• INSTRUCTIONS FOR THE TASK
All records must be quoted exactly. Omit the pictures.

• SOURCE DATA
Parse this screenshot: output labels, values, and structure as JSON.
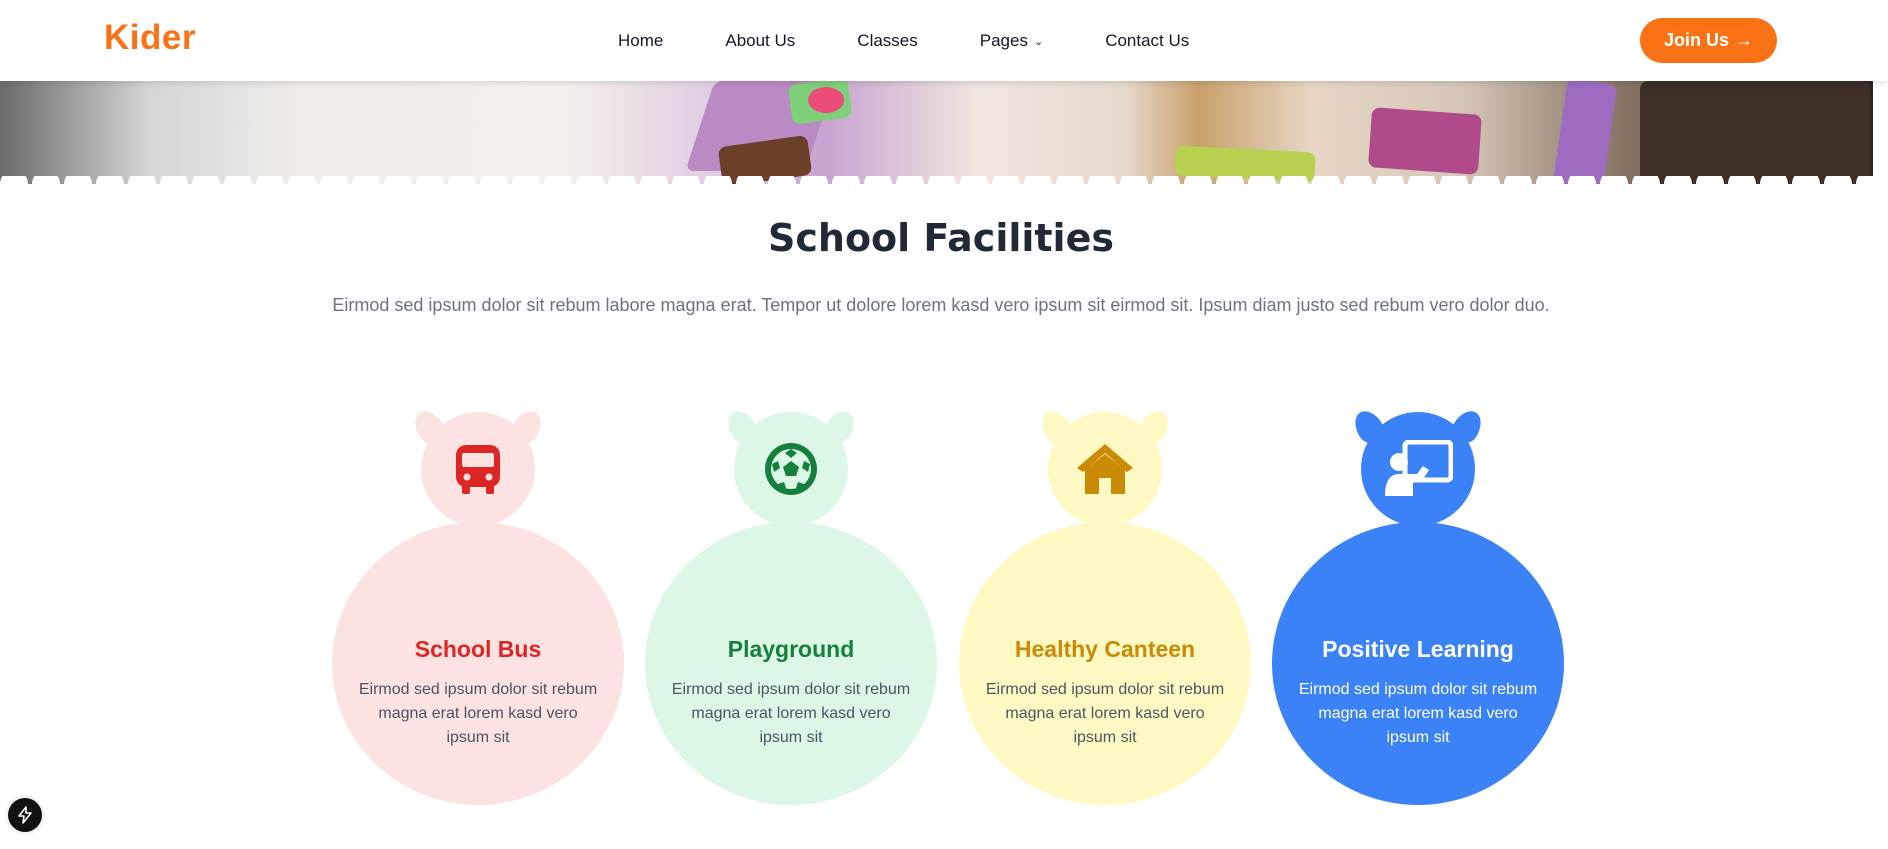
{
  "navbar": {
    "logo": "Kider",
    "links": [
      {
        "label": "Home"
      },
      {
        "label": "About Us"
      },
      {
        "label": "Classes"
      },
      {
        "label": "Pages",
        "has_dropdown": true
      },
      {
        "label": "Contact Us"
      }
    ],
    "cta_label": "Join Us",
    "cta_arrow": "→"
  },
  "section": {
    "title": "School Facilities",
    "subtitle": "Eirmod sed ipsum dolor sit rebum labore magna erat. Tempor ut dolore lorem kasd vero ipsum sit eirmod sit. Ipsum diam justo sed rebum vero dolor duo."
  },
  "facilities": [
    {
      "title": "School Bus",
      "text": "Eirmod sed ipsum dolor sit rebum magna erat lorem kasd vero ipsum sit",
      "icon": "bus-icon",
      "light": "#fde2e2",
      "accent": "#dc2626",
      "text_color": "#4b5563"
    },
    {
      "title": "Playground",
      "text": "Eirmod sed ipsum dolor sit rebum magna erat lorem kasd vero ipsum sit",
      "icon": "soccer-ball-icon",
      "light": "#dcf7e6",
      "accent": "#15803d",
      "text_color": "#4b5563"
    },
    {
      "title": "Healthy Canteen",
      "text": "Eirmod sed ipsum dolor sit rebum magna erat lorem kasd vero ipsum sit",
      "icon": "home-icon",
      "light": "#fef9c3",
      "accent": "#ca8a04",
      "text_color": "#4b5563"
    },
    {
      "title": "Positive Learning",
      "text": "Eirmod sed ipsum dolor sit rebum magna erat lorem kasd vero ipsum sit",
      "icon": "teacher-icon",
      "light": "#3b82f6",
      "accent": "#ffffff",
      "text_color": "#ffffff",
      "active": true
    }
  ],
  "colors": {
    "brand": "#f97316",
    "heading": "#1f2937",
    "muted": "#6b7280"
  }
}
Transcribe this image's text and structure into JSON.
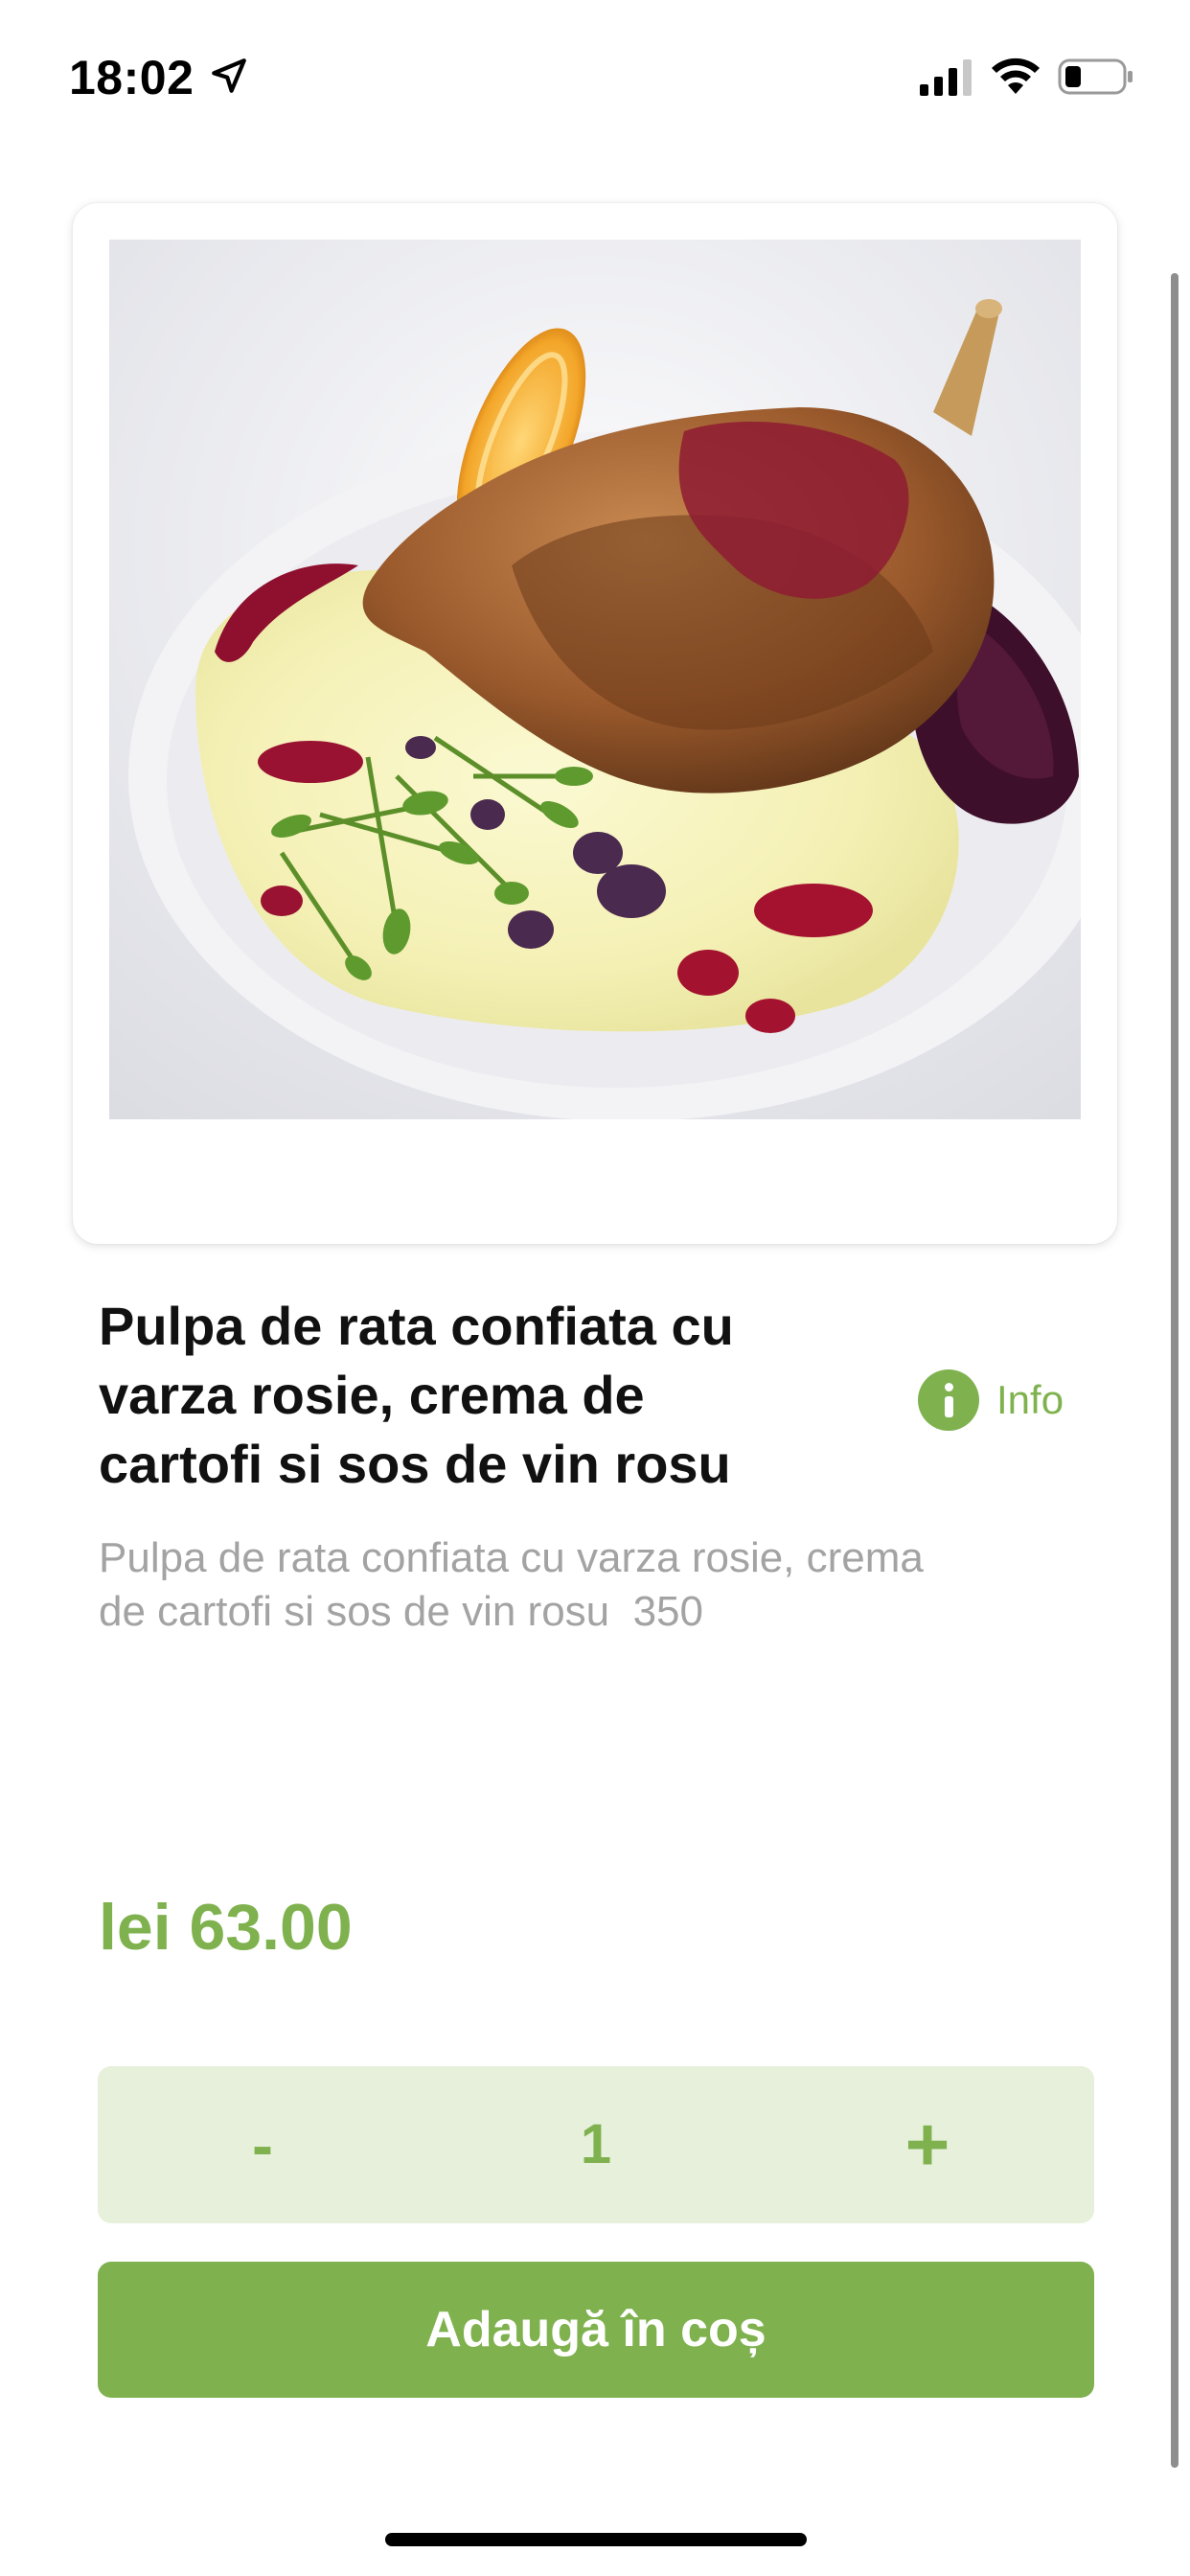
{
  "status_bar": {
    "time": "18:02",
    "icons": [
      "location-arrow-icon",
      "cellular-signal-icon",
      "wifi-icon",
      "battery-icon"
    ]
  },
  "product": {
    "image_alt": "confit duck leg with red cabbage, potato cream and red wine sauce",
    "title": "Pulpa de rata confiata cu varza rosie, crema de cartofi si sos de vin rosu",
    "title_lines": [
      "Pulpa de rata confiata cu",
      "varza rosie, crema de",
      "cartofi si sos de vin rosu"
    ],
    "description": "Pulpa de rata confiata cu varza rosie, crema de cartofi si sos de vin rosu  350",
    "description_lines": [
      "Pulpa de rata confiata cu varza rosie, crema",
      "de cartofi si sos de vin rosu  350"
    ],
    "price": "lei 63.00"
  },
  "info_button": {
    "label": "Info",
    "icon": "info-circle-icon"
  },
  "quantity": {
    "minus_label": "-",
    "value": "1",
    "plus_label": "+"
  },
  "add_to_cart": {
    "label": "Adaugă în coș"
  },
  "colors": {
    "accent": "#7fb24f",
    "accent_light": "#e6f0da",
    "title_text": "#111111",
    "description_text": "#a3a3a3"
  }
}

• REPLY TO THE TASK
Parse this screenshot: output labels, values, and structure as JSON.
{
  "navbar": {
    "logo": "Kider",
    "links": [
      {
        "label": "Home"
      },
      {
        "label": "About Us"
      },
      {
        "label": "Classes"
      },
      {
        "label": "Pages",
        "has_dropdown": true
      },
      {
        "label": "Contact Us"
      }
    ],
    "cta_label": "Join Us",
    "cta_arrow": "→"
  },
  "section": {
    "title": "School Facilities",
    "subtitle": "Eirmod sed ipsum dolor sit rebum labore magna erat. Tempor ut dolore lorem kasd vero ipsum sit eirmod sit. Ipsum diam justo sed rebum vero dolor duo."
  },
  "facilities": [
    {
      "title": "School Bus",
      "text": "Eirmod sed ipsum dolor sit rebum magna erat lorem kasd vero ipsum sit",
      "icon": "bus-icon",
      "light": "#fde2e2",
      "accent": "#dc2626",
      "text_color": "#4b5563"
    },
    {
      "title": "Playground",
      "text": "Eirmod sed ipsum dolor sit rebum magna erat lorem kasd vero ipsum sit",
      "icon": "soccer-ball-icon",
      "light": "#dcf7e6",
      "accent": "#15803d",
      "text_color": "#4b5563"
    },
    {
      "title": "Healthy Canteen",
      "text": "Eirmod sed ipsum dolor sit rebum magna erat lorem kasd vero ipsum sit",
      "icon": "home-icon",
      "light": "#fef9c3",
      "accent": "#ca8a04",
      "text_color": "#4b5563"
    },
    {
      "title": "Positive Learning",
      "text": "Eirmod sed ipsum dolor sit rebum magna erat lorem kasd vero ipsum sit",
      "icon": "teacher-icon",
      "light": "#3b82f6",
      "accent": "#ffffff",
      "text_color": "#ffffff",
      "active": true
    }
  ],
  "colors": {
    "brand": "#f97316",
    "heading": "#1f2937",
    "muted": "#6b7280"
  }
}
Transcribe this image's text and structure into JSON.
{
  "status_bar": {
    "time": "18:02",
    "icons": [
      "location-arrow-icon",
      "cellular-signal-icon",
      "wifi-icon",
      "battery-icon"
    ]
  },
  "product": {
    "image_alt": "confit duck leg with red cabbage, potato cream and red wine sauce",
    "title": "Pulpa de rata confiata cu varza rosie, crema de cartofi si sos de vin rosu",
    "title_lines": [
      "Pulpa de rata confiata cu",
      "varza rosie, crema de",
      "cartofi si sos de vin rosu"
    ],
    "description": "Pulpa de rata confiata cu varza rosie, crema de cartofi si sos de vin rosu  350",
    "description_lines": [
      "Pulpa de rata confiata cu varza rosie, crema",
      "de cartofi si sos de vin rosu  350"
    ],
    "price": "lei 63.00"
  },
  "info_button": {
    "label": "Info",
    "icon": "info-circle-icon"
  },
  "quantity": {
    "minus_label": "-",
    "value": "1",
    "plus_label": "+"
  },
  "add_to_cart": {
    "label": "Adaugă în coș"
  },
  "colors": {
    "accent": "#7fb24f",
    "accent_light": "#e6f0da",
    "title_text": "#111111",
    "description_text": "#a3a3a3"
  }
}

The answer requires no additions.